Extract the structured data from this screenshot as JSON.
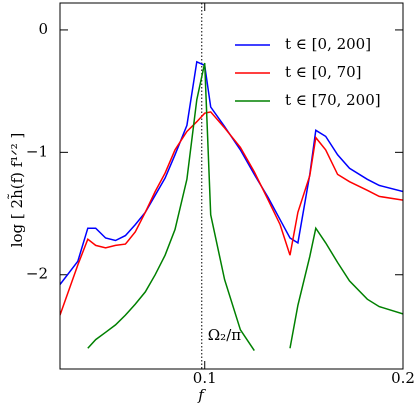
{
  "chart_data": {
    "type": "line",
    "x_label": "f",
    "y_label": "log [ 2h̃(f) f¹ᐟ² ]",
    "x": [
      0.027,
      0.036,
      0.041,
      0.045,
      0.05,
      0.055,
      0.06,
      0.065,
      0.07,
      0.075,
      0.08,
      0.085,
      0.091,
      0.096,
      0.1,
      0.103,
      0.11,
      0.118,
      0.125,
      0.132,
      0.138,
      0.143,
      0.147,
      0.153,
      0.156,
      0.161,
      0.167,
      0.173,
      0.182,
      0.188,
      0.2
    ],
    "series": [
      {
        "name": "t ∈ [0, 200]",
        "color": "#0000ff",
        "values": [
          -2.08,
          -1.89,
          -1.62,
          -1.62,
          -1.7,
          -1.72,
          -1.68,
          -1.59,
          -1.49,
          -1.35,
          -1.21,
          -1.02,
          -0.78,
          -0.26,
          -0.29,
          -0.63,
          -0.79,
          -0.98,
          -1.18,
          -1.37,
          -1.55,
          -1.7,
          -1.74,
          -1.18,
          -0.82,
          -0.87,
          -1.02,
          -1.13,
          -1.22,
          -1.27,
          -1.32
        ]
      },
      {
        "name": "t ∈ [0, 70]",
        "color": "#ff0000",
        "values": [
          -2.33,
          -1.92,
          -1.71,
          -1.76,
          -1.78,
          -1.76,
          -1.75,
          -1.65,
          -1.49,
          -1.32,
          -1.17,
          -0.98,
          -0.83,
          -0.75,
          -0.68,
          -0.67,
          -0.8,
          -0.96,
          -1.16,
          -1.39,
          -1.59,
          -1.84,
          -1.49,
          -1.19,
          -0.88,
          -0.98,
          -1.18,
          -1.24,
          -1.31,
          -1.36,
          -1.39
        ]
      },
      {
        "name": "t ∈ [70, 200]",
        "color": "#008000",
        "values": [
          null,
          null,
          -2.6,
          -2.53,
          -2.47,
          -2.41,
          -2.33,
          -2.24,
          -2.14,
          -2.0,
          -1.84,
          -1.63,
          -1.22,
          -0.57,
          -0.27,
          -1.51,
          -2.04,
          -2.45,
          -2.62,
          null,
          null,
          -2.6,
          -2.25,
          -1.85,
          -1.62,
          -1.74,
          -1.9,
          -2.05,
          -2.2,
          -2.26,
          -2.32
        ]
      }
    ],
    "xlim": [
      0.027,
      0.2
    ],
    "ylim": [
      -2.77,
      0.22
    ],
    "xticks": [
      0.1,
      0.2
    ],
    "yticks": [
      0,
      {
        "value": -1,
        "label": "−1"
      },
      {
        "value": -2,
        "label": "−2"
      }
    ],
    "vline": 0.0985,
    "vline_label": "Ω₂/π",
    "legend": "upper right"
  }
}
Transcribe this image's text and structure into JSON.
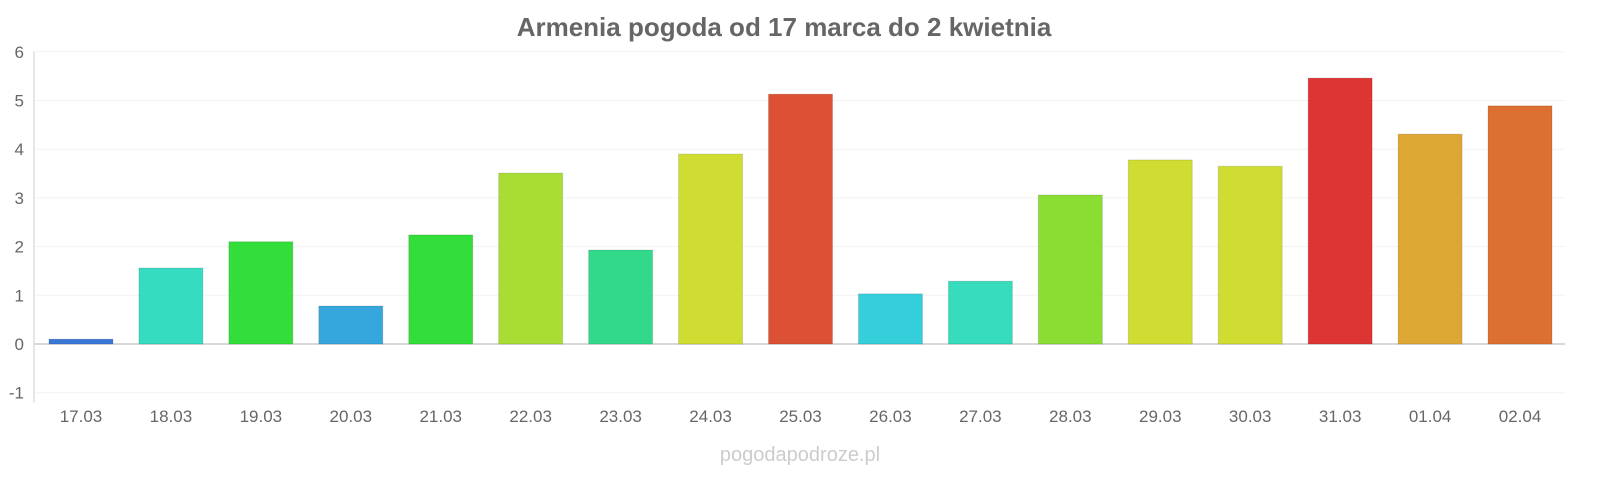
{
  "chart_data": {
    "type": "bar",
    "title": "Armenia pogoda od 17 marca do 2 kwietnia",
    "xlabel": "",
    "ylabel": "",
    "ylim": [
      -1,
      6
    ],
    "yticks": [
      "6",
      "5",
      "4",
      "3",
      "2",
      "1",
      "0",
      "-1"
    ],
    "grid": true,
    "categories": [
      "17.03",
      "18.03",
      "19.03",
      "20.03",
      "21.03",
      "22.03",
      "23.03",
      "24.03",
      "25.03",
      "26.03",
      "27.03",
      "28.03",
      "29.03",
      "30.03",
      "31.03",
      "01.04",
      "02.04"
    ],
    "values": [
      0.1,
      1.56,
      2.1,
      0.78,
      2.24,
      3.51,
      1.93,
      3.9,
      5.13,
      1.03,
      1.29,
      3.06,
      3.78,
      3.65,
      5.46,
      4.31,
      4.89
    ],
    "colors": [
      "#3a78d8",
      "#36dcc0",
      "#33dd3a",
      "#35a7dc",
      "#33dd3a",
      "#a9dd33",
      "#33d98a",
      "#cfdd33",
      "#dc5033",
      "#35cfdc",
      "#36dcbb",
      "#8add33",
      "#cfdd33",
      "#cfdd33",
      "#dc3533",
      "#dca833",
      "#dc7033"
    ]
  },
  "watermark": "pogodapodroze.pl"
}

—————

Write out the material above again, word for word, minus its pictures.

Extract the structured data from this screenshot as JSON.
{
  "chart_data": {
    "type": "line",
    "x_label": "f",
    "y_label": "log [ 2h̃(f) f¹ᐟ² ]",
    "x": [
      0.027,
      0.036,
      0.041,
      0.045,
      0.05,
      0.055,
      0.06,
      0.065,
      0.07,
      0.075,
      0.08,
      0.085,
      0.091,
      0.096,
      0.1,
      0.103,
      0.11,
      0.118,
      0.125,
      0.132,
      0.138,
      0.143,
      0.147,
      0.153,
      0.156,
      0.161,
      0.167,
      0.173,
      0.182,
      0.188,
      0.2
    ],
    "series": [
      {
        "name": "t ∈ [0, 200]",
        "color": "#0000ff",
        "values": [
          -2.08,
          -1.89,
          -1.62,
          -1.62,
          -1.7,
          -1.72,
          -1.68,
          -1.59,
          -1.49,
          -1.35,
          -1.21,
          -1.02,
          -0.78,
          -0.26,
          -0.29,
          -0.63,
          -0.79,
          -0.98,
          -1.18,
          -1.37,
          -1.55,
          -1.7,
          -1.74,
          -1.18,
          -0.82,
          -0.87,
          -1.02,
          -1.13,
          -1.22,
          -1.27,
          -1.32
        ]
      },
      {
        "name": "t ∈ [0, 70]",
        "color": "#ff0000",
        "values": [
          -2.33,
          -1.92,
          -1.71,
          -1.76,
          -1.78,
          -1.76,
          -1.75,
          -1.65,
          -1.49,
          -1.32,
          -1.17,
          -0.98,
          -0.83,
          -0.75,
          -0.68,
          -0.67,
          -0.8,
          -0.96,
          -1.16,
          -1.39,
          -1.59,
          -1.84,
          -1.49,
          -1.19,
          -0.88,
          -0.98,
          -1.18,
          -1.24,
          -1.31,
          -1.36,
          -1.39
        ]
      },
      {
        "name": "t ∈ [70, 200]",
        "color": "#008000",
        "values": [
          null,
          null,
          -2.6,
          -2.53,
          -2.47,
          -2.41,
          -2.33,
          -2.24,
          -2.14,
          -2.0,
          -1.84,
          -1.63,
          -1.22,
          -0.57,
          -0.27,
          -1.51,
          -2.04,
          -2.45,
          -2.62,
          null,
          null,
          -2.6,
          -2.25,
          -1.85,
          -1.62,
          -1.74,
          -1.9,
          -2.05,
          -2.2,
          -2.26,
          -2.32
        ]
      }
    ],
    "xlim": [
      0.027,
      0.2
    ],
    "ylim": [
      -2.77,
      0.22
    ],
    "xticks": [
      0.1,
      0.2
    ],
    "yticks": [
      0,
      {
        "value": -1,
        "label": "−1"
      },
      {
        "value": -2,
        "label": "−2"
      }
    ],
    "vline": 0.0985,
    "vline_label": "Ω₂/π",
    "legend": "upper right"
  }
}
Transcribe this image's text and structure into JSON.
{
  "chart_data": {
    "type": "bar",
    "title": "Armenia pogoda od 17 marca do 2 kwietnia",
    "xlabel": "",
    "ylabel": "",
    "ylim": [
      -1,
      6
    ],
    "yticks": [
      "6",
      "5",
      "4",
      "3",
      "2",
      "1",
      "0",
      "-1"
    ],
    "grid": true,
    "categories": [
      "17.03",
      "18.03",
      "19.03",
      "20.03",
      "21.03",
      "22.03",
      "23.03",
      "24.03",
      "25.03",
      "26.03",
      "27.03",
      "28.03",
      "29.03",
      "30.03",
      "31.03",
      "01.04",
      "02.04"
    ],
    "values": [
      0.1,
      1.56,
      2.1,
      0.78,
      2.24,
      3.51,
      1.93,
      3.9,
      5.13,
      1.03,
      1.29,
      3.06,
      3.78,
      3.65,
      5.46,
      4.31,
      4.89
    ],
    "colors": [
      "#3a78d8",
      "#36dcc0",
      "#33dd3a",
      "#35a7dc",
      "#33dd3a",
      "#a9dd33",
      "#33d98a",
      "#cfdd33",
      "#dc5033",
      "#35cfdc",
      "#36dcbb",
      "#8add33",
      "#cfdd33",
      "#cfdd33",
      "#dc3533",
      "#dca833",
      "#dc7033"
    ]
  },
  "watermark": "pogodapodroze.pl"
}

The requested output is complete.